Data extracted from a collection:
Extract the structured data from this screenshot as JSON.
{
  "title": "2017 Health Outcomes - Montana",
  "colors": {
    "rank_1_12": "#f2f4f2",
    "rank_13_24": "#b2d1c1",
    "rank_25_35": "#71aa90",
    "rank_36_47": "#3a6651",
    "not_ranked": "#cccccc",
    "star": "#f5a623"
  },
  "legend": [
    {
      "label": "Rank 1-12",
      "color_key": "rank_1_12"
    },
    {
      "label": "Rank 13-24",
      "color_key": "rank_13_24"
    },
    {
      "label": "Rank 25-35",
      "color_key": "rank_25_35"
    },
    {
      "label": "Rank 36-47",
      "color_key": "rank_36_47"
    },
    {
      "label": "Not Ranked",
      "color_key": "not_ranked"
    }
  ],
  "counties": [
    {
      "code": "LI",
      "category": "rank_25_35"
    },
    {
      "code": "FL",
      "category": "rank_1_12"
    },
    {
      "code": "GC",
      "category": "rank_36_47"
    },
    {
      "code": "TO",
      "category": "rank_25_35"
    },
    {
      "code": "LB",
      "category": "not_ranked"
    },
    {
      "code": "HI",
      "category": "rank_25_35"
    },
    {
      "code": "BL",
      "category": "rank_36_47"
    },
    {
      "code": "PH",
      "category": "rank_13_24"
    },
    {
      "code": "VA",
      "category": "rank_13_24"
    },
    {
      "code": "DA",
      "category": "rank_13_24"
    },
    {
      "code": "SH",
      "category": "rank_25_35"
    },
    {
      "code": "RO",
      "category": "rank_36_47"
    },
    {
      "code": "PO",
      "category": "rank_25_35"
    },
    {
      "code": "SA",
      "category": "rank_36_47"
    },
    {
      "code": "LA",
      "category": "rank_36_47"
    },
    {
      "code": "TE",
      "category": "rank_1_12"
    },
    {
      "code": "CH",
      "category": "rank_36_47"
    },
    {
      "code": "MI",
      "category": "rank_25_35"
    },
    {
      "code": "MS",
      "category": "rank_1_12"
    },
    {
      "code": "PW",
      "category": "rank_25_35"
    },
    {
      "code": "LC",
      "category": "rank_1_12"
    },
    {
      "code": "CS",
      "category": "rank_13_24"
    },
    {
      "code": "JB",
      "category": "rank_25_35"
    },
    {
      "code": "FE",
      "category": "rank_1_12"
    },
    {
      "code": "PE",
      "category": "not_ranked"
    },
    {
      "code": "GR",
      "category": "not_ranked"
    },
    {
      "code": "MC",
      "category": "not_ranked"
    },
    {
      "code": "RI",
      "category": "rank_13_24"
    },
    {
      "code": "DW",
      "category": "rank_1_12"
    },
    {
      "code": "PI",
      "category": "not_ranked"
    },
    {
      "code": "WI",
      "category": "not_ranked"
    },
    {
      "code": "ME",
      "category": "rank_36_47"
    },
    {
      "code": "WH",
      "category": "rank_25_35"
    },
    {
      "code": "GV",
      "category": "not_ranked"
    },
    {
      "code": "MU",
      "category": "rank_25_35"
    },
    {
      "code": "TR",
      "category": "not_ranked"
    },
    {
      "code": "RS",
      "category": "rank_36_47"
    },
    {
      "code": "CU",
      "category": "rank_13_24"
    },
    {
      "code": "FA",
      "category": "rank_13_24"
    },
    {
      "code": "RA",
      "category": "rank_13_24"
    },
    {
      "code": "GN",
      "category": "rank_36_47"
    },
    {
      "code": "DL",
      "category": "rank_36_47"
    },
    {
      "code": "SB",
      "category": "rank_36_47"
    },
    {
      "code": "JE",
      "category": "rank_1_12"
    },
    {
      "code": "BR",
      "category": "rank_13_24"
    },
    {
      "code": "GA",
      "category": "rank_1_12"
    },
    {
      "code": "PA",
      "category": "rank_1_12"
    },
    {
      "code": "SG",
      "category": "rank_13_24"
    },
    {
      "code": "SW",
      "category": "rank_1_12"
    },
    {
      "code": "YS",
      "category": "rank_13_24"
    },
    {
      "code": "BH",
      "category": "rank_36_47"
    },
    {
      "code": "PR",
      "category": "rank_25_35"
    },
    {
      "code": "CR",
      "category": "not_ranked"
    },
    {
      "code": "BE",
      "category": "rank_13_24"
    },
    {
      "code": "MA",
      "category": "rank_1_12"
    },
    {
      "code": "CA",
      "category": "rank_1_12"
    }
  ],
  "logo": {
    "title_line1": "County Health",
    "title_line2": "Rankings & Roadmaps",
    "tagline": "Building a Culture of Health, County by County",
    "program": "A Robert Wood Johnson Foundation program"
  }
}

**Requirements:**
Report all lines of the material that contain the word "County".

**Reply to the task:**
    "title_line1": "County Health",
    "tagline": "Building a Culture of Health, County by County",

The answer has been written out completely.